- [Goal of the exercise]: Without omitting anything, return the records precisely as given.

(Data records)
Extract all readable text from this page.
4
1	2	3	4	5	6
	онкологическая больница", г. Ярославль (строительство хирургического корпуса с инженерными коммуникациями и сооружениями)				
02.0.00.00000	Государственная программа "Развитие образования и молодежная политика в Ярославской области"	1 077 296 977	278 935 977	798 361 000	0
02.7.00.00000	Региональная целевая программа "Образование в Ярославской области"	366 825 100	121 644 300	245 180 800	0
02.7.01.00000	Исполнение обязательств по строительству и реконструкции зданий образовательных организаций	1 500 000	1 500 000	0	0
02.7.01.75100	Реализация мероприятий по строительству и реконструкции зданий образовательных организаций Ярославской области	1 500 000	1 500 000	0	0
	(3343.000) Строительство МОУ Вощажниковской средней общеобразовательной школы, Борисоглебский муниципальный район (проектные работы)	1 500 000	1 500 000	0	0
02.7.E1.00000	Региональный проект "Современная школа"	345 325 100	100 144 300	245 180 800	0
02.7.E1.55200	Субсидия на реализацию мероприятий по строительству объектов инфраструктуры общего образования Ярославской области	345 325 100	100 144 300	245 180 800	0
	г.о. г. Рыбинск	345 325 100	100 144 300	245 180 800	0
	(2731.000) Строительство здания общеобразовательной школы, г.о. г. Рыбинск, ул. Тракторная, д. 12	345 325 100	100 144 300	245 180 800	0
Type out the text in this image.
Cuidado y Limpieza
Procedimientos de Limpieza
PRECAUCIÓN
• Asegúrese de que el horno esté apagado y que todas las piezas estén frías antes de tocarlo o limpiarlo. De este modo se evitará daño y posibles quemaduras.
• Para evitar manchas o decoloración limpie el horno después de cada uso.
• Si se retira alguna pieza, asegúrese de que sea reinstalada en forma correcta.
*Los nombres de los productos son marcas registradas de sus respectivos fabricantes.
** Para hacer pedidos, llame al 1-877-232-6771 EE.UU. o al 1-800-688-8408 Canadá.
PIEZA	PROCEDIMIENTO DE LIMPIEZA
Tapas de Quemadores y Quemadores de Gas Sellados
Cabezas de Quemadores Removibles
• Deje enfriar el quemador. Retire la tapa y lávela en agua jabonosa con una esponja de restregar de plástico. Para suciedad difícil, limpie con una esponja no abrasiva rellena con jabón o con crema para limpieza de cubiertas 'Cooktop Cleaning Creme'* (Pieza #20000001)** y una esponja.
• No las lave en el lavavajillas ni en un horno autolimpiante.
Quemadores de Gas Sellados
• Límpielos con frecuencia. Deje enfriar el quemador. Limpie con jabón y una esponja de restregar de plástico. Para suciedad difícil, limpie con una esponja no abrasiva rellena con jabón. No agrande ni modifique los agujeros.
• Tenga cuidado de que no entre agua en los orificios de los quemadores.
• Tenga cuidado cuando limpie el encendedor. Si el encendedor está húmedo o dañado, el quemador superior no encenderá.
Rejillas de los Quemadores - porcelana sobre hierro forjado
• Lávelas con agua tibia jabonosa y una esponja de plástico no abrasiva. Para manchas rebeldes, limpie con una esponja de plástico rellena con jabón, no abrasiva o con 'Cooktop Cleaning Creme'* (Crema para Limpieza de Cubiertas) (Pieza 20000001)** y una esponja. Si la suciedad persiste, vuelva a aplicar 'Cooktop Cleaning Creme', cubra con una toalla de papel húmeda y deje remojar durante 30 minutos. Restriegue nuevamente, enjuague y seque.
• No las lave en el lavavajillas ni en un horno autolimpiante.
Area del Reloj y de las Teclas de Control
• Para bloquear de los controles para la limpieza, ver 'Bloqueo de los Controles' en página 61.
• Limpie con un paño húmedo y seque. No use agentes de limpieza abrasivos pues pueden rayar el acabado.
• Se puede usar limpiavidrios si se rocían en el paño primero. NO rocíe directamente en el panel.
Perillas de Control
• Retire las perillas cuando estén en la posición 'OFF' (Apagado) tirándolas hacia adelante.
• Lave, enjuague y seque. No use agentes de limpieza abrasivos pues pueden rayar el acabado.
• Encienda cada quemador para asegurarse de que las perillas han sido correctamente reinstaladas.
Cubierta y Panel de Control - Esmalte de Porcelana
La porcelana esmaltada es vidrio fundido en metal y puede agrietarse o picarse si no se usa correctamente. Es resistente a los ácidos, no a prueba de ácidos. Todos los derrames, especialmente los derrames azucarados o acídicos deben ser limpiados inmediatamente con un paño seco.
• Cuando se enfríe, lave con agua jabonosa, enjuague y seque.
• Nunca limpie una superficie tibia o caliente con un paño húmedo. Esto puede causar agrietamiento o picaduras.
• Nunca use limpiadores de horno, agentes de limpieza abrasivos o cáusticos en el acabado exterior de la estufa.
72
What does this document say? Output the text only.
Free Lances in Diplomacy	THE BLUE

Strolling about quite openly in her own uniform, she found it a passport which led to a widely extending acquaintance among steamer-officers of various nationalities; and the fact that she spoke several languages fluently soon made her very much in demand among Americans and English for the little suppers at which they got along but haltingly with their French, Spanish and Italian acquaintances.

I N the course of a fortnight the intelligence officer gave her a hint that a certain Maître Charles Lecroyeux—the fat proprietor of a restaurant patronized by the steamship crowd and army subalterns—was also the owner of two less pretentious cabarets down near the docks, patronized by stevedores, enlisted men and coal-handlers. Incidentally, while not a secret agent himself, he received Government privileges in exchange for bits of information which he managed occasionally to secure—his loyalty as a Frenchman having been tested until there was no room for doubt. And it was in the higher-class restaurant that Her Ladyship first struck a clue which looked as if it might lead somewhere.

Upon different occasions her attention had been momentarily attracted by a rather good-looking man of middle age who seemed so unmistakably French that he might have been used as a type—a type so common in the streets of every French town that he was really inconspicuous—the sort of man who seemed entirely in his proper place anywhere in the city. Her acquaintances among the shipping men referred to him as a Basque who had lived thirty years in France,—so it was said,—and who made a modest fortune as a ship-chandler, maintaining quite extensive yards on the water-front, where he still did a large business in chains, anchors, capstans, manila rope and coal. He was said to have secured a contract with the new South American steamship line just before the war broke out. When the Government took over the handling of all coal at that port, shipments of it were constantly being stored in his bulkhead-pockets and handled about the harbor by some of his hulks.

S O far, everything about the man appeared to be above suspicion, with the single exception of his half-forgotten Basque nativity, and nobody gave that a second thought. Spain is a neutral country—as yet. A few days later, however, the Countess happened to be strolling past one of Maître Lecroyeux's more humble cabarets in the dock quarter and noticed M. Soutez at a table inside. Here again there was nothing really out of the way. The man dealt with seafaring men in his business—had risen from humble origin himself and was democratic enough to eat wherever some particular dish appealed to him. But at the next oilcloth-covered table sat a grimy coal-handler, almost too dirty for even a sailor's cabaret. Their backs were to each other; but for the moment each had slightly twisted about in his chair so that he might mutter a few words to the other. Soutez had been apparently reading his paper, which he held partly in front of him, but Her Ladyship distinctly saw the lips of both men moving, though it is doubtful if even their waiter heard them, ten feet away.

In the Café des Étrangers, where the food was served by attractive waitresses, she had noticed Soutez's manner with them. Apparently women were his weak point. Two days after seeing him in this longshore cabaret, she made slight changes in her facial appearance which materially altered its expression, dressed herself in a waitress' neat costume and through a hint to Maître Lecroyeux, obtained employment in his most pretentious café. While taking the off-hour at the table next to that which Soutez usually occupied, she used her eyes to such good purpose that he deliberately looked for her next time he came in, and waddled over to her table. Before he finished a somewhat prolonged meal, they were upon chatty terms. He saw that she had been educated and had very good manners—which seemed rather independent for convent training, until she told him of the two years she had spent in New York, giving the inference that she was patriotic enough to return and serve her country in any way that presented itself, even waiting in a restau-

- [Output below]:
Extract all readable text from this page.
4
1	2	3	4	5	6
	онкологическая больница", г. Ярославль (строительство хирургического корпуса с инженерными коммуникациями и сооружениями)				
02.0.00.00000	Государственная программа "Развитие образования и молодежная политика в Ярославской области"	1 077 296 977	278 935 977	798 361 000	0
02.7.00.00000	Региональная целевая программа "Образование в Ярославской области"	366 825 100	121 644 300	245 180 800	0
02.7.01.00000	Исполнение обязательств по строительству и реконструкции зданий образовательных организаций	1 500 000	1 500 000	0	0
02.7.01.75100	Реализация мероприятий по строительству и реконструкции зданий образовательных организаций Ярославской области	1 500 000	1 500 000	0	0
	(3343.000) Строительство МОУ Вощажниковской средней общеобразовательной школы, Борисоглебский муниципальный район (проектные работы)	1 500 000	1 500 000	0	0
02.7.E1.00000	Региональный проект "Современная школа"	345 325 100	100 144 300	245 180 800	0
02.7.E1.55200	Субсидия на реализацию мероприятий по строительству объектов инфраструктуры общего образования Ярославской области	345 325 100	100 144 300	245 180 800	0
	г.о. г. Рыбинск	345 325 100	100 144 300	245 180 800	0
	(2731.000) Строительство здания общеобразовательной школы, г.о. г. Рыбинск, ул. Тракторная, д. 12	345 325 100	100 144 300	245 180 800	0
Type out the text in this image.
Cuidado y Limpieza
Procedimientos de Limpieza
PRECAUCIÓN
• Asegúrese de que el horno esté apagado y que todas las piezas estén frías antes de tocarlo o limpiarlo. De este modo se evitará daño y posibles quemaduras.
• Para evitar manchas o decoloración limpie el horno después de cada uso.
• Si se retira alguna pieza, asegúrese de que sea reinstalada en forma correcta.
*Los nombres de los productos son marcas registradas de sus respectivos fabricantes.
** Para hacer pedidos, llame al 1-877-232-6771 EE.UU. o al 1-800-688-8408 Canadá.
PIEZA	PROCEDIMIENTO DE LIMPIEZA
Tapas de Quemadores y Quemadores de Gas Sellados
Cabezas de Quemadores Removibles
• Deje enfriar el quemador. Retire la tapa y lávela en agua jabonosa con una esponja de restregar de plástico. Para suciedad difícil, limpie con una esponja no abrasiva rellena con jabón o con crema para limpieza de cubiertas 'Cooktop Cleaning Creme'* (Pieza #20000001)** y una esponja.
• No las lave en el lavavajillas ni en un horno autolimpiante.
Quemadores de Gas Sellados
• Límpielos con frecuencia. Deje enfriar el quemador. Limpie con jabón y una esponja de restregar de plástico. Para suciedad difícil, limpie con una esponja no abrasiva rellena con jabón. No agrande ni modifique los agujeros.
• Tenga cuidado de que no entre agua en los orificios de los quemadores.
• Tenga cuidado cuando limpie el encendedor. Si el encendedor está húmedo o dañado, el quemador superior no encenderá.
Rejillas de los Quemadores - porcelana sobre hierro forjado
• Lávelas con agua tibia jabonosa y una esponja de plástico no abrasiva. Para manchas rebeldes, limpie con una esponja de plástico rellena con jabón, no abrasiva o con 'Cooktop Cleaning Creme'* (Crema para Limpieza de Cubiertas) (Pieza 20000001)** y una esponja. Si la suciedad persiste, vuelva a aplicar 'Cooktop Cleaning Creme', cubra con una toalla de papel húmeda y deje remojar durante 30 minutos. Restriegue nuevamente, enjuague y seque.
• No las lave en el lavavajillas ni en un horno autolimpiante.
Area del Reloj y de las Teclas de Control
• Para bloquear de los controles para la limpieza, ver 'Bloqueo de los Controles' en página 61.
• Limpie con un paño húmedo y seque. No use agentes de limpieza abrasivos pues pueden rayar el acabado.
• Se puede usar limpiavidrios si se rocían en el paño primero. NO rocíe directamente en el panel.
Perillas de Control
• Retire las perillas cuando estén en la posición 'OFF' (Apagado) tirándolas hacia adelante.
• Lave, enjuague y seque. No use agentes de limpieza abrasivos pues pueden rayar el acabado.
• Encienda cada quemador para asegurarse de que las perillas han sido correctamente reinstaladas.
Cubierta y Panel de Control - Esmalte de Porcelana
La porcelana esmaltada es vidrio fundido en metal y puede agrietarse o picarse si no se usa correctamente. Es resistente a los ácidos, no a prueba de ácidos. Todos los derrames, especialmente los derrames azucarados o acídicos deben ser limpiados inmediatamente con un paño seco.
• Cuando se enfríe, lave con agua jabonosa, enjuague y seque.
• Nunca limpie una superficie tibia o caliente con un paño húmedo. Esto puede causar agrietamiento o picaduras.
• Nunca use limpiadores de horno, agentes de limpieza abrasivos o cáusticos en el acabado exterior de la estufa.
72
What does this document say? Output the text only.
Free Lances in Diplomacy	THE BLUE

Strolling about quite openly in her own uniform, she found it a passport which led to a widely extending acquaintance among steamer-officers of various nationalities; and the fact that she spoke several languages fluently soon made her very much in demand among Americans and English for the little suppers at which they got along but haltingly with their French, Spanish and Italian acquaintances.

I N the course of a fortnight the intelligence officer gave her a hint that a certain Maître Charles Lecroyeux—the fat proprietor of a restaurant patronized by the steamship crowd and army subalterns—was also the owner of two less pretentious cabarets down near the docks, patronized by stevedores, enlisted men and coal-handlers. Incidentally, while not a secret agent himself, he received Government privileges in exchange for bits of information which he managed occasionally to secure—his loyalty as a Frenchman having been tested until there was no room for doubt. And it was in the higher-class restaurant that Her Ladyship first struck a clue which looked as if it might lead somewhere.

Upon different occasions her attention had been momentarily attracted by a rather good-looking man of middle age who seemed so unmistakably French that he might have been used as a type—a type so common in the streets of every French town that he was really inconspicuous—the sort of man who seemed entirely in his proper place anywhere in the city. Her acquaintances among the shipping men referred to him as a Basque who had lived thirty years in France,—so it was said,—and who made a modest fortune as a ship-chandler, maintaining quite extensive yards on the water-front, where he still did a large business in chains, anchors, capstans, manila rope and coal. He was said to have secured a contract with the new South American steamship line just before the war broke out. When the Government took over the handling of all coal at that port, shipments of it were constantly being stored in his bulkhead-pockets and handled about the harbor by some of his hulks.

S O far, everything about the man appeared to be above suspicion, with the single exception of his half-forgotten Basque nativity, and nobody gave that a second thought. Spain is a neutral country—as yet. A few days later, however, the Countess happened to be strolling past one of Maître Lecroyeux's more humble cabarets in the dock quarter and noticed M. Soutez at a table inside. Here again there was nothing really out of the way. The man dealt with seafaring men in his business—had risen from humble origin himself and was democratic enough to eat wherever some particular dish appealed to him. But at the next oilcloth-covered table sat a grimy coal-handler, almost too dirty for even a sailor's cabaret. Their backs were to each other; but for the moment each had slightly twisted about in his chair so that he might mutter a few words to the other. Soutez had been apparently reading his paper, which he held partly in front of him, but Her Ladyship distinctly saw the lips of both men moving, though it is doubtful if even their waiter heard them, ten feet away.

In the Café des Étrangers, where the food was served by attractive waitresses, she had noticed Soutez's manner with them. Apparently women were his weak point. Two days after seeing him in this longshore cabaret, she made slight changes in her facial appearance which materially altered its expression, dressed herself in a waitress' neat costume and through a hint to Maître Lecroyeux, obtained employment in his most pretentious café. While taking the off-hour at the table next to that which Soutez usually occupied, she used her eyes to such good purpose that he deliberately looked for her next time he came in, and waddled over to her table. Before he finished a somewhat prolonged meal, they were upon chatty terms. He saw that she had been educated and had very good manners—which seemed rather independent for convent training, until she told him of the two years she had spent in New York, giving the inference that she was patriotic enough to return and serve her country in any way that presented itself, even waiting in a restau-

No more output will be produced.